>> START Data supplied

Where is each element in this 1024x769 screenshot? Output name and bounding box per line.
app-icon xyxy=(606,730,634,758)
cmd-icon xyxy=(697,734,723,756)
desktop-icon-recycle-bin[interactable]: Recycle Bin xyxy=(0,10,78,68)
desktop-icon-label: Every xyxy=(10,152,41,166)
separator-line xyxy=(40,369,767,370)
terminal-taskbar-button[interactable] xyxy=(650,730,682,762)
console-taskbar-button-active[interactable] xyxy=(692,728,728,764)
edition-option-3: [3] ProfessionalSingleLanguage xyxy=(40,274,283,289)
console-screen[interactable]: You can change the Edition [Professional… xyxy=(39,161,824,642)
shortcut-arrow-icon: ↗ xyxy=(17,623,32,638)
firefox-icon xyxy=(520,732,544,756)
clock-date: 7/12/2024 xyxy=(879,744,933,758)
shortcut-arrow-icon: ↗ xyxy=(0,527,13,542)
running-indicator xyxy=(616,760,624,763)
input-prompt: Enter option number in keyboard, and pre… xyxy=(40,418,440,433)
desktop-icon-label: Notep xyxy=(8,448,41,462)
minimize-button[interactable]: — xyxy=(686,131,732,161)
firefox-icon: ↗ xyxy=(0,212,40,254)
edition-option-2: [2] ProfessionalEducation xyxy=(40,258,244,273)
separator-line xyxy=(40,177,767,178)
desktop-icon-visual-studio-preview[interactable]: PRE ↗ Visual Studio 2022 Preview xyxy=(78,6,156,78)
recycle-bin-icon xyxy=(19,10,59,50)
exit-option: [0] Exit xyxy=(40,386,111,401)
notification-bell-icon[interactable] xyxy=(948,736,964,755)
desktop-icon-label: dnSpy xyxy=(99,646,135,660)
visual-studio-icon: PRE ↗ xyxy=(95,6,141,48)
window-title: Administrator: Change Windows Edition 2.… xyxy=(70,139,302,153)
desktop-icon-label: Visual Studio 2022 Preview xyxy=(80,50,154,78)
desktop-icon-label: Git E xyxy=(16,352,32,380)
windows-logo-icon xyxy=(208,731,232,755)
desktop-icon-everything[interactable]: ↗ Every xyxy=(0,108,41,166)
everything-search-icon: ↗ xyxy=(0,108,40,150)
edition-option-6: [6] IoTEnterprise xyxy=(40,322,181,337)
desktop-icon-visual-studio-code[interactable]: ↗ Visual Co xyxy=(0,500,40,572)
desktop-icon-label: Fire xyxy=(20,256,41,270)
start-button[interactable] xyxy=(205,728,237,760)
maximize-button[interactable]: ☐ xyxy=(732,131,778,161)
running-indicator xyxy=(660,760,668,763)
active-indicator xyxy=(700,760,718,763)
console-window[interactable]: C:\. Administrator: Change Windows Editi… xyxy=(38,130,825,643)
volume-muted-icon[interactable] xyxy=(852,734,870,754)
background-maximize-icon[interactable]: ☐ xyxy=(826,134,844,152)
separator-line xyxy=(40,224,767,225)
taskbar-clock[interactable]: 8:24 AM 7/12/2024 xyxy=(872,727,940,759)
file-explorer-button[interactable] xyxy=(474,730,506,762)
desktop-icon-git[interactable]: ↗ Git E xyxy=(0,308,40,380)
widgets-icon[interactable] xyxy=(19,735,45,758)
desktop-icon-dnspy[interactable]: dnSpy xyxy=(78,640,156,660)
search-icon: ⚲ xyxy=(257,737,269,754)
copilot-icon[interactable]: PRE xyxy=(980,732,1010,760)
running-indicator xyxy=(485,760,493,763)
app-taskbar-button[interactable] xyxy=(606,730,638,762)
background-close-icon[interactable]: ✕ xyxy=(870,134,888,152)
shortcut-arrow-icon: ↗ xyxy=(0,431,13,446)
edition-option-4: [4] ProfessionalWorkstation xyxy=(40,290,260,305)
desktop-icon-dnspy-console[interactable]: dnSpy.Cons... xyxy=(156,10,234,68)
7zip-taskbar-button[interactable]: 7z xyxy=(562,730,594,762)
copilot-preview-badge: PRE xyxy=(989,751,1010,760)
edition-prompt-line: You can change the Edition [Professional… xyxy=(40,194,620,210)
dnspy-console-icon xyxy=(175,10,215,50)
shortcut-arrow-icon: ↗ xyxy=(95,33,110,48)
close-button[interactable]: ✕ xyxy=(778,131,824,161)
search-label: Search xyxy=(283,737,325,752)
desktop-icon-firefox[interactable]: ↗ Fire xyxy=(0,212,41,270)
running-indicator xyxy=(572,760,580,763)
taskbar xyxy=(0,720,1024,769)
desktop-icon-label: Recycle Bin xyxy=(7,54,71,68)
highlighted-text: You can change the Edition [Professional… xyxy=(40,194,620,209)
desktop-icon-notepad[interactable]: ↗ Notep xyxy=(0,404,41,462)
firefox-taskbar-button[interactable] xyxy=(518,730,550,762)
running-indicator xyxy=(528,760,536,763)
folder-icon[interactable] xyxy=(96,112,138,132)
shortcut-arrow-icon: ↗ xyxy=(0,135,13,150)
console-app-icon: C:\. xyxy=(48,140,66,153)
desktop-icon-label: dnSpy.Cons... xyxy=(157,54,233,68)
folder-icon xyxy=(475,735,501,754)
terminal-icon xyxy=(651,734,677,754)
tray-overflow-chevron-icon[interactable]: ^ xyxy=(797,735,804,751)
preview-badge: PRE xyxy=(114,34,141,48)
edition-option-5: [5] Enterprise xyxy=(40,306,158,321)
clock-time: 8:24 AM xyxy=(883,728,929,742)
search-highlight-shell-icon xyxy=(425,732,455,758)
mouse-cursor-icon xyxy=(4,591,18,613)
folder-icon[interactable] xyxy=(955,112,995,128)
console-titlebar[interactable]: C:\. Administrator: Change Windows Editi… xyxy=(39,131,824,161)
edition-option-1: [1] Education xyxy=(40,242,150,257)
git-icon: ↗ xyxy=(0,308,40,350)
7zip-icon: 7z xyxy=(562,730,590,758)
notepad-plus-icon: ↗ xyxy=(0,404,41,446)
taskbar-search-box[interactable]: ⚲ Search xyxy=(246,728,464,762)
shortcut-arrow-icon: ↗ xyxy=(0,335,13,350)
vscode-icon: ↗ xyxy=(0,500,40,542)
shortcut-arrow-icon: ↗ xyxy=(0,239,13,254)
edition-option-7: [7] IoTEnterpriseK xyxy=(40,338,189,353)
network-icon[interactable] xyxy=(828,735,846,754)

>> END Data supplied

Short exercise:
Copy out every line of the data above word for word.

Complete response:
Where is each element in this 1024x769 screenshot? Output name and bounding box per line.
app-icon xyxy=(606,730,634,758)
cmd-icon xyxy=(697,734,723,756)
desktop-icon-recycle-bin[interactable]: Recycle Bin xyxy=(0,10,78,68)
desktop-icon-label: Every xyxy=(10,152,41,166)
separator-line xyxy=(40,369,767,370)
terminal-taskbar-button[interactable] xyxy=(650,730,682,762)
console-taskbar-button-active[interactable] xyxy=(692,728,728,764)
edition-option-3: [3] ProfessionalSingleLanguage xyxy=(40,274,283,289)
console-screen[interactable]: You can change the Edition [Professional… xyxy=(39,161,824,642)
shortcut-arrow-icon: ↗ xyxy=(17,623,32,638)
firefox-icon xyxy=(520,732,544,756)
clock-date: 7/12/2024 xyxy=(879,744,933,758)
shortcut-arrow-icon: ↗ xyxy=(0,527,13,542)
running-indicator xyxy=(616,760,624,763)
input-prompt: Enter option number in keyboard, and pre… xyxy=(40,418,440,433)
desktop-icon-label: Notep xyxy=(8,448,41,462)
minimize-button[interactable]: — xyxy=(686,131,732,161)
firefox-icon: ↗ xyxy=(0,212,40,254)
edition-option-2: [2] ProfessionalEducation xyxy=(40,258,244,273)
separator-line xyxy=(40,177,767,178)
desktop-icon-visual-studio-preview[interactable]: PRE ↗ Visual Studio 2022 Preview xyxy=(78,6,156,78)
recycle-bin-icon xyxy=(19,10,59,50)
exit-option: [0] Exit xyxy=(40,386,111,401)
notification-bell-icon[interactable] xyxy=(948,736,964,755)
desktop-icon-label: dnSpy xyxy=(99,646,135,660)
visual-studio-icon: PRE ↗ xyxy=(95,6,141,48)
window-title: Administrator: Change Windows Edition 2.… xyxy=(70,139,302,153)
desktop-icon-label: Visual Studio 2022 Preview xyxy=(80,50,154,78)
desktop-icon-label: Git E xyxy=(16,352,32,380)
windows-logo-icon xyxy=(208,731,232,755)
desktop-icon-everything[interactable]: ↗ Every xyxy=(0,108,41,166)
everything-search-icon: ↗ xyxy=(0,108,40,150)
edition-option-6: [6] IoTEnterprise xyxy=(40,322,181,337)
desktop-icon-visual-studio-code[interactable]: ↗ Visual Co xyxy=(0,500,40,572)
desktop-icon-label: Fire xyxy=(20,256,41,270)
start-button[interactable] xyxy=(205,728,237,760)
maximize-button[interactable]: ☐ xyxy=(732,131,778,161)
running-indicator xyxy=(660,760,668,763)
active-indicator xyxy=(700,760,718,763)
console-window[interactable]: C:\. Administrator: Change Windows Editi… xyxy=(38,130,825,643)
volume-muted-icon[interactable] xyxy=(852,734,870,754)
background-maximize-icon[interactable]: ☐ xyxy=(826,134,844,152)
separator-line xyxy=(40,224,767,225)
taskbar-clock[interactable]: 8:24 AM 7/12/2024 xyxy=(872,727,940,759)
file-explorer-button[interactable] xyxy=(474,730,506,762)
desktop-icon-git[interactable]: ↗ Git E xyxy=(0,308,40,380)
widgets-icon[interactable] xyxy=(19,735,45,758)
desktop-icon-dnspy[interactable]: dnSpy xyxy=(78,640,156,660)
search-icon: ⚲ xyxy=(257,737,269,754)
copilot-icon[interactable]: PRE xyxy=(980,732,1010,760)
running-indicator xyxy=(485,760,493,763)
app-taskbar-button[interactable] xyxy=(606,730,638,762)
background-close-icon[interactable]: ✕ xyxy=(870,134,888,152)
shortcut-arrow-icon: ↗ xyxy=(0,431,13,446)
edition-option-4: [4] ProfessionalWorkstation xyxy=(40,290,260,305)
desktop-icon-dnspy-console[interactable]: dnSpy.Cons... xyxy=(156,10,234,68)
7zip-taskbar-button[interactable]: 7z xyxy=(562,730,594,762)
copilot-preview-badge: PRE xyxy=(989,751,1010,760)
edition-prompt-line: You can change the Edition [Professional… xyxy=(40,194,620,210)
dnspy-console-icon xyxy=(175,10,215,50)
shortcut-arrow-icon: ↗ xyxy=(95,33,110,48)
close-button[interactable]: ✕ xyxy=(778,131,824,161)
search-label: Search xyxy=(283,737,325,752)
desktop-icon-firefox[interactable]: ↗ Fire xyxy=(0,212,41,270)
running-indicator xyxy=(572,760,580,763)
taskbar xyxy=(0,720,1024,769)
desktop-icon-label: Recycle Bin xyxy=(7,54,71,68)
highlighted-text: You can change the Edition [Professional… xyxy=(40,194,620,209)
desktop-icon-notepad[interactable]: ↗ Notep xyxy=(0,404,41,462)
firefox-taskbar-button[interactable] xyxy=(518,730,550,762)
running-indicator xyxy=(528,760,536,763)
folder-icon[interactable] xyxy=(96,112,138,132)
shortcut-arrow-icon: ↗ xyxy=(0,135,13,150)
console-app-icon: C:\. xyxy=(48,140,66,153)
desktop-icon-label: dnSpy.Cons... xyxy=(157,54,233,68)
folder-icon xyxy=(475,735,501,754)
terminal-icon xyxy=(651,734,677,754)
tray-overflow-chevron-icon[interactable]: ^ xyxy=(797,735,804,751)
preview-badge: PRE xyxy=(114,34,141,48)
edition-option-5: [5] Enterprise xyxy=(40,306,158,321)
clock-time: 8:24 AM xyxy=(883,728,929,742)
search-highlight-shell-icon xyxy=(425,732,455,758)
mouse-cursor-icon xyxy=(4,591,18,613)
folder-icon[interactable] xyxy=(955,112,995,128)
console-titlebar[interactable]: C:\. Administrator: Change Windows Editi… xyxy=(39,131,824,161)
edition-option-1: [1] Education xyxy=(40,242,150,257)
git-icon: ↗ xyxy=(0,308,40,350)
7zip-icon: 7z xyxy=(562,730,590,758)
notepad-plus-icon: ↗ xyxy=(0,404,41,446)
taskbar-search-box[interactable]: ⚲ Search xyxy=(246,728,464,762)
shortcut-arrow-icon: ↗ xyxy=(0,335,13,350)
vscode-icon: ↗ xyxy=(0,500,40,542)
shortcut-arrow-icon: ↗ xyxy=(0,239,13,254)
edition-option-7: [7] IoTEnterpriseK xyxy=(40,338,189,353)
network-icon[interactable] xyxy=(828,735,846,754)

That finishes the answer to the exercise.